**WHAT YOU HAVE TO DO**
Go through the data below. List every line that holds the word "регистрация".

[Data extracted from a collection]
====

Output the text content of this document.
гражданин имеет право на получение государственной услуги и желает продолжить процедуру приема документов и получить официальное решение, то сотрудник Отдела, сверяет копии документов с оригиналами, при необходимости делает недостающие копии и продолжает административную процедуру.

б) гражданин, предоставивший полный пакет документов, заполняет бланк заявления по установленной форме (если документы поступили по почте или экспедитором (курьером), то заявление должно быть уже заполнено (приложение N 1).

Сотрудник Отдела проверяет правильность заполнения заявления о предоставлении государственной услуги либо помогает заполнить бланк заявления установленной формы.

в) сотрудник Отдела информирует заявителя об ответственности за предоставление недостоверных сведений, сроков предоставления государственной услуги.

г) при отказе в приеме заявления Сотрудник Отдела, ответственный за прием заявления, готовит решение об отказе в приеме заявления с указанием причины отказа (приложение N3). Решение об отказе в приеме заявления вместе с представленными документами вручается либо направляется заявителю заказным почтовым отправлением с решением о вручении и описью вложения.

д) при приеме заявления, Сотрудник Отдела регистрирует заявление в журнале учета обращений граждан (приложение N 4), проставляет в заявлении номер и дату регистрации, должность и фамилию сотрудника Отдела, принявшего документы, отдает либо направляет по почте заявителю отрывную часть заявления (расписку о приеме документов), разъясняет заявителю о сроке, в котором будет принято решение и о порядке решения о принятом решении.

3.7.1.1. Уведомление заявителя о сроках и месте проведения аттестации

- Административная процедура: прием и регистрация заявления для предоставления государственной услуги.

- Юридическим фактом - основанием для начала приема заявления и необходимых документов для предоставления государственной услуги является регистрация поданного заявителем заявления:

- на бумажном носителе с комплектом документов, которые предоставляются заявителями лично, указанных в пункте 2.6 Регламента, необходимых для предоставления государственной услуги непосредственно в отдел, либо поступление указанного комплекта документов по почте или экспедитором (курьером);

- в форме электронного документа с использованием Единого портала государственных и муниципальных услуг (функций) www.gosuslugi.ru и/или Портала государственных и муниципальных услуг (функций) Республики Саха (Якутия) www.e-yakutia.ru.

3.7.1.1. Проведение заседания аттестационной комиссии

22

====

**RESPONSE**
- Административная процедура: прием и регистрация заявления для предоставления государственной услуги.
- Юридическим фактом - основанием для начала приема заявления и необходимых документов для предоставления государственной услуги является регистрация поданного заявителем заявления:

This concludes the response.